STATED EXERCISE = Below is a set of records. Repeat all of them exactly.

━━━ SUPPLIED MATERIAL

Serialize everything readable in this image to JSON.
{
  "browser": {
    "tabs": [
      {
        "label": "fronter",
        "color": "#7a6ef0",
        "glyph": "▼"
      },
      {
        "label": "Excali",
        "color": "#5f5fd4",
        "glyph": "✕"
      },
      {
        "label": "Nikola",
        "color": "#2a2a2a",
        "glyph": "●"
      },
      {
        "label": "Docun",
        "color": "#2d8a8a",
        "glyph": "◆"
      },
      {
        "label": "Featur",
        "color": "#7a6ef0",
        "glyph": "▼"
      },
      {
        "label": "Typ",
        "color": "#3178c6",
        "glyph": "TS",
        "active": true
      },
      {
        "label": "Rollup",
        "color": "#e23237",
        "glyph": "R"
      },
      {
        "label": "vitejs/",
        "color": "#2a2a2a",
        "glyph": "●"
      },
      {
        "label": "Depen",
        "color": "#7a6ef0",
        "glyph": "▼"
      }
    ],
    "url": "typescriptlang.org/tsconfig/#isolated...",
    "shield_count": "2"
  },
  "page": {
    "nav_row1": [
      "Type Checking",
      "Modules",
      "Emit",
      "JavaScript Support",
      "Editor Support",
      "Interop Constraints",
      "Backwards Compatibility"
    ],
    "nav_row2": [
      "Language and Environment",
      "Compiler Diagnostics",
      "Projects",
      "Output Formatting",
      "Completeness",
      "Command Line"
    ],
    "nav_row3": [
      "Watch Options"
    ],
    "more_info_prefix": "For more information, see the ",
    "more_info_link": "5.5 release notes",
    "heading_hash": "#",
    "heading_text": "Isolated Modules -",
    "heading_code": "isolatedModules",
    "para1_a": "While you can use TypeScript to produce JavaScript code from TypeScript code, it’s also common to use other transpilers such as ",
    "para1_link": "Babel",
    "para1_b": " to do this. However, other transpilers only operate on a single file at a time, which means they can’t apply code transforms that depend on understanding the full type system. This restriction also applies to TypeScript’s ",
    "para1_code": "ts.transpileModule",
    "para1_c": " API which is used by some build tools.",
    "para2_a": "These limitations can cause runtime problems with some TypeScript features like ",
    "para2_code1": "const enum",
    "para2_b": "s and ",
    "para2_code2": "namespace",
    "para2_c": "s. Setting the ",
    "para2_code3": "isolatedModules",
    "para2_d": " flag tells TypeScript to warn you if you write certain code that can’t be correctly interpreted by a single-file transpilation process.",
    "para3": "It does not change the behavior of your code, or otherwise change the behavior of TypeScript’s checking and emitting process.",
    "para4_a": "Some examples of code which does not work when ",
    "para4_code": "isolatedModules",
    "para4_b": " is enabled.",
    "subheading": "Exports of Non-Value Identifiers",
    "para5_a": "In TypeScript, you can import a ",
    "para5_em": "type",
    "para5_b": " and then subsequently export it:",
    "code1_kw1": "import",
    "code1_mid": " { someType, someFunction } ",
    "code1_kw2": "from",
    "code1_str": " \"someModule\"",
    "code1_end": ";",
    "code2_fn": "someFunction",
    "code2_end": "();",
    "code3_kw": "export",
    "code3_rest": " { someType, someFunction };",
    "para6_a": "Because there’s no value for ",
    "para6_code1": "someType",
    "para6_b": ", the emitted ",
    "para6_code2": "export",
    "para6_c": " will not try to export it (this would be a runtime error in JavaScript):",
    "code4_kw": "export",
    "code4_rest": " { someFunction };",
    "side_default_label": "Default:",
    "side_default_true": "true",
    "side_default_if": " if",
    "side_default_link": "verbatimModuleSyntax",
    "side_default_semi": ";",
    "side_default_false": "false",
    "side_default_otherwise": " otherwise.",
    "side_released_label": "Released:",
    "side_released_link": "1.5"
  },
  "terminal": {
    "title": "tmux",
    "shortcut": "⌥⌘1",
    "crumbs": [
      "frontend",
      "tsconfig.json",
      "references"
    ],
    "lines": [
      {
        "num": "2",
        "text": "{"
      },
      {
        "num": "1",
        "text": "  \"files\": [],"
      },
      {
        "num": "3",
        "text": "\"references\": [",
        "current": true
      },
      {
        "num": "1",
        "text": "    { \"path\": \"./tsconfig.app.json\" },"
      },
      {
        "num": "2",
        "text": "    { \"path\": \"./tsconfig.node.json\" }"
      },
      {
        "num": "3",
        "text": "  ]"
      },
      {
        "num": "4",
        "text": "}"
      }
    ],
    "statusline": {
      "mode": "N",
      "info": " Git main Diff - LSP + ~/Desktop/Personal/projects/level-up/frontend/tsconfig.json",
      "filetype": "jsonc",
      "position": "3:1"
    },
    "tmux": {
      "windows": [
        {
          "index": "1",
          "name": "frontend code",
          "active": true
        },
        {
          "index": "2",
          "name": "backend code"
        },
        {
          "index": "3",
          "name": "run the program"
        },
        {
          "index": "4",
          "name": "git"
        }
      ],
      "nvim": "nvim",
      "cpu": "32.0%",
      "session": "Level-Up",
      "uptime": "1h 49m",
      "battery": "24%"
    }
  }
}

━━━━━━

SOLUTION TO THIS TASK =
Serialize everything readable in this image to JSON.
{
  "browser": {
    "tabs": [
      {
        "label": "fronter",
        "color": "#7a6ef0",
        "glyph": "▼"
      },
      {
        "label": "Excali",
        "color": "#5f5fd4",
        "glyph": "✕"
      },
      {
        "label": "Nikola",
        "color": "#2a2a2a",
        "glyph": "●"
      },
      {
        "label": "Docun",
        "color": "#2d8a8a",
        "glyph": "◆"
      },
      {
        "label": "Featur",
        "color": "#7a6ef0",
        "glyph": "▼"
      },
      {
        "label": "Typ",
        "color": "#3178c6",
        "glyph": "TS",
        "active": true
      },
      {
        "label": "Rollup",
        "color": "#e23237",
        "glyph": "R"
      },
      {
        "label": "vitejs/",
        "color": "#2a2a2a",
        "glyph": "●"
      },
      {
        "label": "Depen",
        "color": "#7a6ef0",
        "glyph": "▼"
      }
    ],
    "url": "typescriptlang.org/tsconfig/#isolated...",
    "shield_count": "2"
  },
  "page": {
    "nav_row1": [
      "Type Checking",
      "Modules",
      "Emit",
      "JavaScript Support",
      "Editor Support",
      "Interop Constraints",
      "Backwards Compatibility"
    ],
    "nav_row2": [
      "Language and Environment",
      "Compiler Diagnostics",
      "Projects",
      "Output Formatting",
      "Completeness",
      "Command Line"
    ],
    "nav_row3": [
      "Watch Options"
    ],
    "more_info_prefix": "For more information, see the ",
    "more_info_link": "5.5 release notes",
    "heading_hash": "#",
    "heading_text": "Isolated Modules -",
    "heading_code": "isolatedModules",
    "para1_a": "While you can use TypeScript to produce JavaScript code from TypeScript code, it’s also common to use other transpilers such as ",
    "para1_link": "Babel",
    "para1_b": " to do this. However, other transpilers only operate on a single file at a time, which means they can’t apply code transforms that depend on understanding the full type system. This restriction also applies to TypeScript’s ",
    "para1_code": "ts.transpileModule",
    "para1_c": " API which is used by some build tools.",
    "para2_a": "These limitations can cause runtime problems with some TypeScript features like ",
    "para2_code1": "const enum",
    "para2_b": "s and ",
    "para2_code2": "namespace",
    "para2_c": "s. Setting the ",
    "para2_code3": "isolatedModules",
    "para2_d": " flag tells TypeScript to warn you if you write certain code that can’t be correctly interpreted by a single-file transpilation process.",
    "para3": "It does not change the behavior of your code, or otherwise change the behavior of TypeScript’s checking and emitting process.",
    "para4_a": "Some examples of code which does not work when ",
    "para4_code": "isolatedModules",
    "para4_b": " is enabled.",
    "subheading": "Exports of Non-Value Identifiers",
    "para5_a": "In TypeScript, you can import a ",
    "para5_em": "type",
    "para5_b": " and then subsequently export it:",
    "code1_kw1": "import",
    "code1_mid": " { someType, someFunction } ",
    "code1_kw2": "from",
    "code1_str": " \"someModule\"",
    "code1_end": ";",
    "code2_fn": "someFunction",
    "code2_end": "();",
    "code3_kw": "export",
    "code3_rest": " { someType, someFunction };",
    "para6_a": "Because there’s no value for ",
    "para6_code1": "someType",
    "para6_b": ", the emitted ",
    "para6_code2": "export",
    "para6_c": " will not try to export it (this would be a runtime error in JavaScript):",
    "code4_kw": "export",
    "code4_rest": " { someFunction };",
    "side_default_label": "Default:",
    "side_default_true": "true",
    "side_default_if": " if",
    "side_default_link": "verbatimModuleSyntax",
    "side_default_semi": ";",
    "side_default_false": "false",
    "side_default_otherwise": " otherwise.",
    "side_released_label": "Released:",
    "side_released_link": "1.5"
  },
  "terminal": {
    "title": "tmux",
    "shortcut": "⌥⌘1",
    "crumbs": [
      "frontend",
      "tsconfig.json",
      "references"
    ],
    "lines": [
      {
        "num": "2",
        "text": "{"
      },
      {
        "num": "1",
        "text": "  \"files\": [],"
      },
      {
        "num": "3",
        "text": "\"references\": [",
        "current": true
      },
      {
        "num": "1",
        "text": "    { \"path\": \"./tsconfig.app.json\" },"
      },
      {
        "num": "2",
        "text": "    { \"path\": \"./tsconfig.node.json\" }"
      },
      {
        "num": "3",
        "text": "  ]"
      },
      {
        "num": "4",
        "text": "}"
      }
    ],
    "statusline": {
      "mode": "N",
      "info": " Git main Diff - LSP + ~/Desktop/Personal/projects/level-up/frontend/tsconfig.json",
      "filetype": "jsonc",
      "position": "3:1"
    },
    "tmux": {
      "windows": [
        {
          "index": "1",
          "name": "frontend code",
          "active": true
        },
        {
          "index": "2",
          "name": "backend code"
        },
        {
          "index": "3",
          "name": "run the program"
        },
        {
          "index": "4",
          "name": "git"
        }
      ],
      "nvim": "nvim",
      "cpu": "32.0%",
      "session": "Level-Up",
      "uptime": "1h 49m",
      "battery": "24%"
    }
  }
}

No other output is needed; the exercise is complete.